- GIVEN EXERCISE -
Scan the material below for the string "text", and copy every line where it shows up.

<<<<

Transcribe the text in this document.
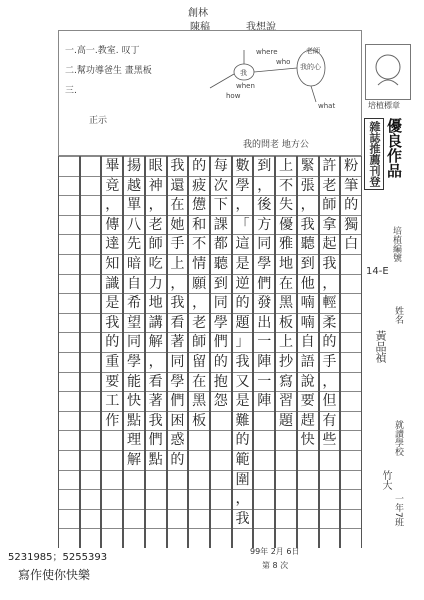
創林
陳稿	我想說
一.高一.教室. 叹丁
二.幫功導爸生 畫黑板
三.
正示
我的問老 地方公
where
when
who
how
what
老師
我
我的心
培植標章
優良作品
雜誌推薦刊登
培植編號
14-E
姓名
黃品禎
就讀學校
竹大
一年7班
粉
筆
的
獨
白
許
老
師
拿
起
我
，
輕
柔
的
手
，
但
有
些
緊
張
，
我
聽
到
他
喃
喃
自
語
說
要
趕
快
上
不
失
優
雅
地
在
黑
板
上
抄
寫
習
題
到
，
後
方
同
學
們
發
出
一
陣
一
陣
數
學
，
「
這
是
逆
的
題
」
我
又
是
難
的
範
圍
，
我
每
次
下
課
都
聽
到
同
學
們
的
抱
怨
的
疲
憊
和
不
情
願
，
老
師
留
在
黑
板
我
還
在
她
手
上
，
我
看
著
同
學
們
困
惑
的
眼
神
，
老
師
吃
力
地
講
解
，
看
著
我
們
點
揚
越
單
八
先
暗
自
希
望
同
學
能
快
點
理
解
畢
竟
，
傳
達
知
識
是
我
的
重
要
工
作
5231985；5255393
寫作使你快樂
99年 2月 6日
第 8 次
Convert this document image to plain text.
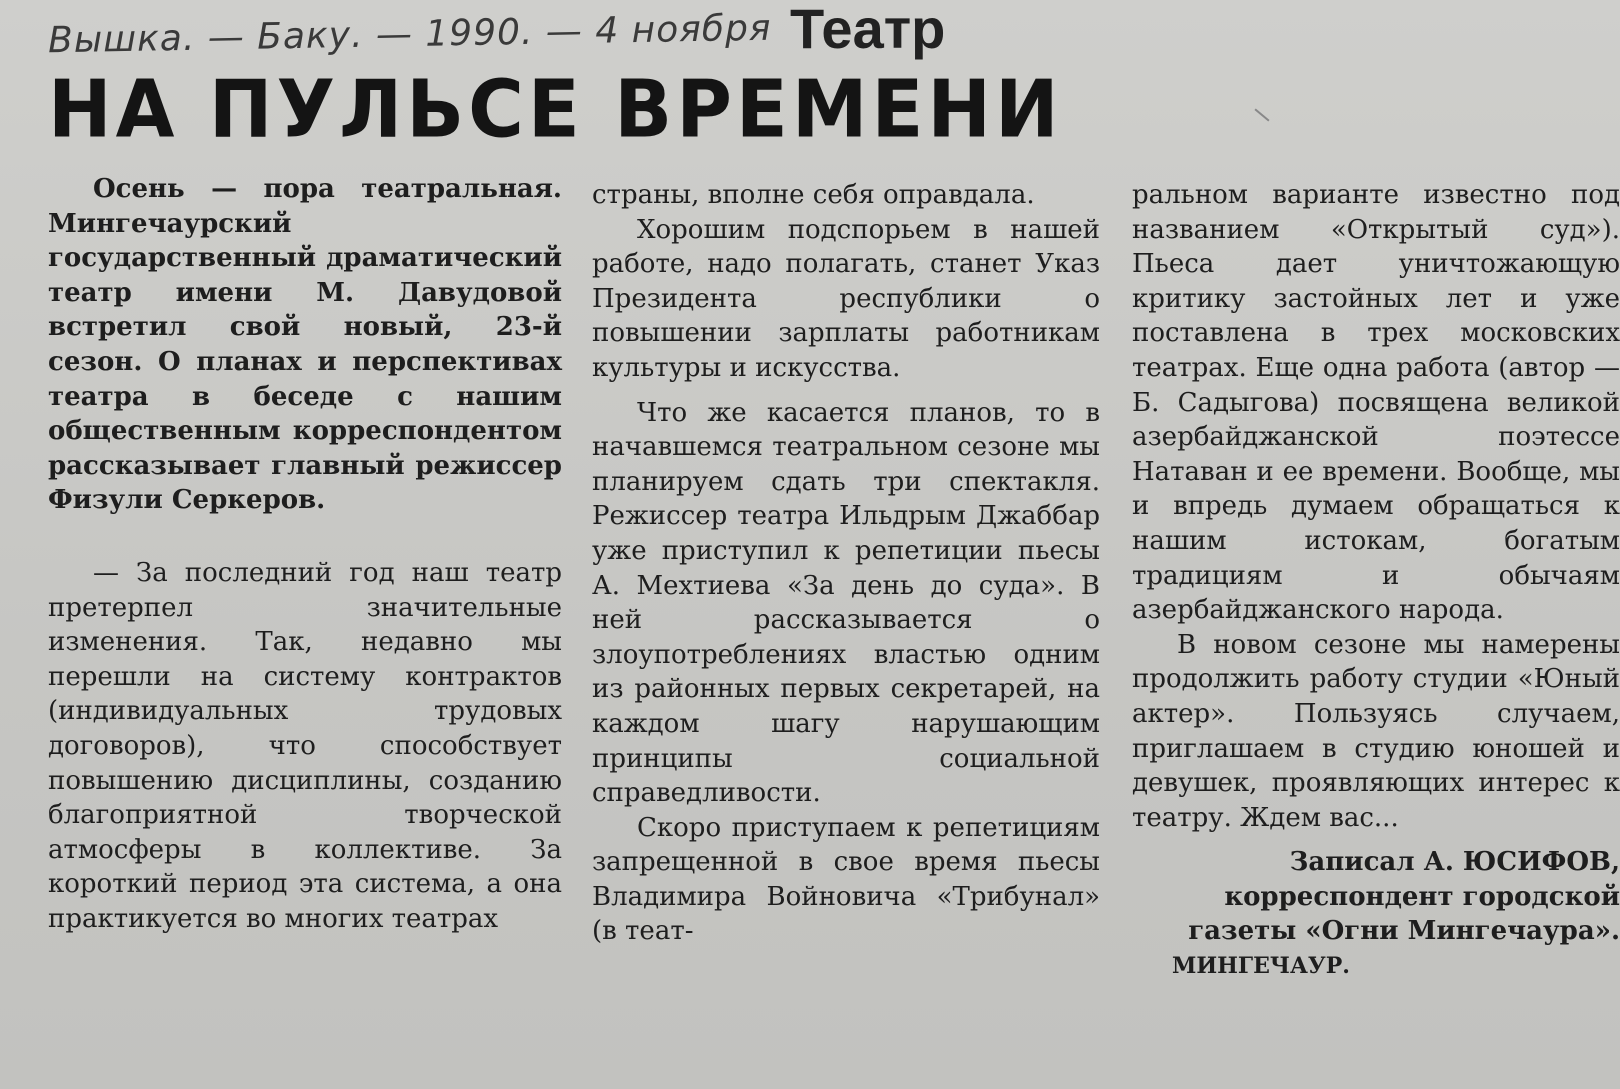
Вышка. — Баку. — 1990. — 4 ноября Театр
НА ПУЛЬСЕ ВРЕМЕНИ

Осень — пора театральная. Мингечаурский государственный драматический театр имени М. Давудовой встретил свой новый, 23-й сезон. О планах и перспективах театра в беседе с нашим общественным корреспондентом рассказывает главный режиссер Физули Серкеров.

— За последний год наш театр претерпел значительные изменения. Так, недавно мы перешли на систему контрактов (индивидуальных трудовых договоров), что способствует повышению дисциплины, созданию благоприятной творческой атмосферы в коллективе. За короткий период эта система, а она практикуется во многих театрах

страны, вполне себя оправдала.

Хорошим подспорьем в нашей работе, надо полагать, станет Указ Президента республики о повышении зарплаты работникам культуры и искусства.

Что же касается планов, то в начавшемся театральном сезоне мы планируем сдать три спектакля. Режиссер театра Ильдрым Джаббар уже приступил к репетиции пьесы А. Мехтиева «За день до суда». В ней рассказывается о злоупотреблениях властью одним из районных первых секретарей, на каждом шагу нарушающим принципы социальной справедливости.

Скоро приступаем к репетициям запрещенной в свое время пьесы Владимира Войновича «Трибунал» (в теат-

ральном варианте известно под названием «Открытый суд»). Пьеса дает уничтожающую критику застойных лет и уже поставлена в трех московских театрах. Еще одна работа (автор — Б. Садыгова) посвящена великой азербайджанской поэтессе Натаван и ее времени. Вообще, мы и впредь думаем обращаться к нашим истокам, богатым традициям и обычаям азербайджанского народа.

В новом сезоне мы намерены продолжить работу студии «Юный актер». Пользуясь случаем, приглашаем в студию юношей и девушек, проявляющих интерес к театру. Ждем вас...

Записал А. ЮСИФОВ,

корреспондент городской

газеты «Огни Мингечаура».

МИНГЕЧАУР.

>>>>

- ANSWER TO THE EXERCISE -
Transcribe the text in this document.
Convert this document image to plain text.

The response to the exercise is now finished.